**Work required**
Quote the listing below in full and exactly as written, but omit every picture.

— Begin Material to process —

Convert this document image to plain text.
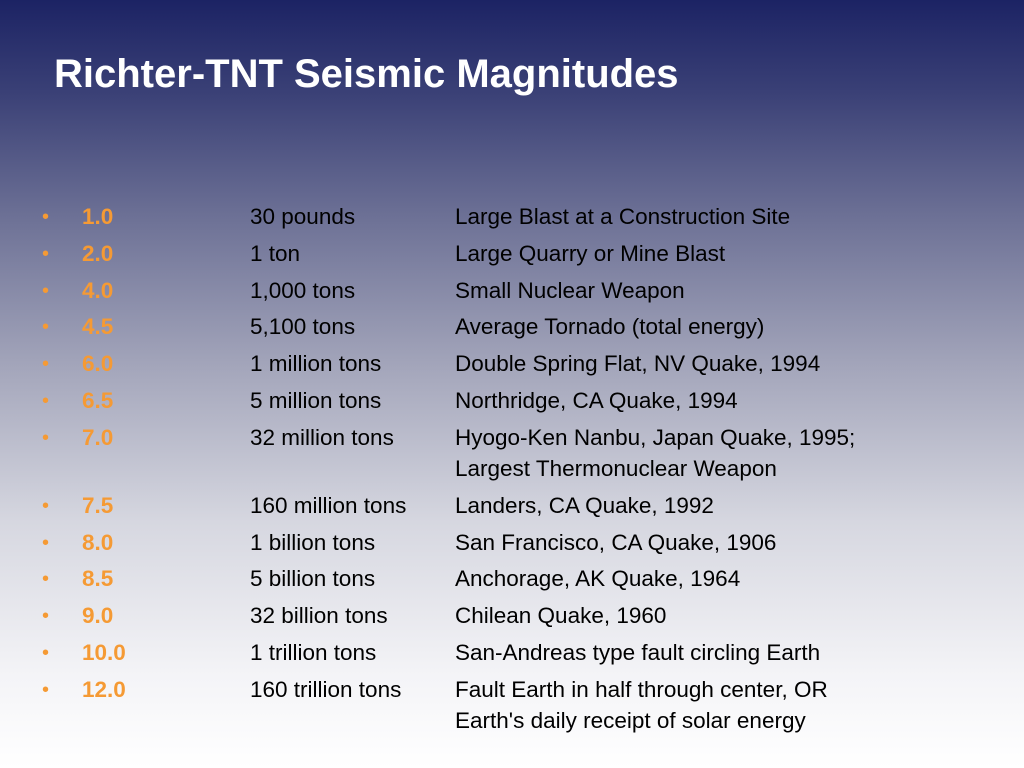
Richter-TNT Seismic Magnitudes
• 1.0	30 pounds	Large Blast at a Construction Site
• 2.0	1 ton	Large Quarry or Mine Blast
• 4.0	1,000 tons	Small Nuclear Weapon
• 4.5	5,100 tons	Average Tornado (total energy)
• 6.0	1 million tons	Double Spring Flat, NV Quake, 1994
• 6.5	5 million tons	Northridge, CA Quake, 1994
• 7.0	32 million tons	Hyogo-Ken Nanbu, Japan Quake, 1995;
Largest Thermonuclear Weapon
• 7.5	160 million tons Landers, CA Quake, 1992
• 8.0	1 billion tons	San Francisco, CA Quake, 1906
• 8.5	5 billion tons	Anchorage, AK Quake, 1964
• 9.0	32 billion tons	Chilean Quake, 1960
• 10.0	1 trillion tons	San-Andreas type fault circling Earth
• 12.0	160 trillion tons Fault Earth in half through center, OR
Earth's daily receipt of solar energy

— End Material to process —

**Solution below**
Convert this document image to plain text.
Richter-TNT Seismic Magnitudes
• 1.0	30 pounds	Large Blast at a Construction Site
• 2.0	1 ton	Large Quarry or Mine Blast
• 4.0	1,000 tons	Small Nuclear Weapon
• 4.5	5,100 tons	Average Tornado (total energy)
• 6.0	1 million tons	Double Spring Flat, NV Quake, 1994
• 6.5	5 million tons	Northridge, CA Quake, 1994
• 7.0	32 million tons	Hyogo-Ken Nanbu, Japan Quake, 1995;
Largest Thermonuclear Weapon
• 7.5	160 million tons Landers, CA Quake, 1992
• 8.0	1 billion tons	San Francisco, CA Quake, 1906
• 8.5	5 billion tons	Anchorage, AK Quake, 1964
• 9.0	32 billion tons	Chilean Quake, 1960
• 10.0	1 trillion tons	San-Andreas type fault circling Earth
• 12.0	160 trillion tons Fault Earth in half through center, OR
Earth's daily receipt of solar energy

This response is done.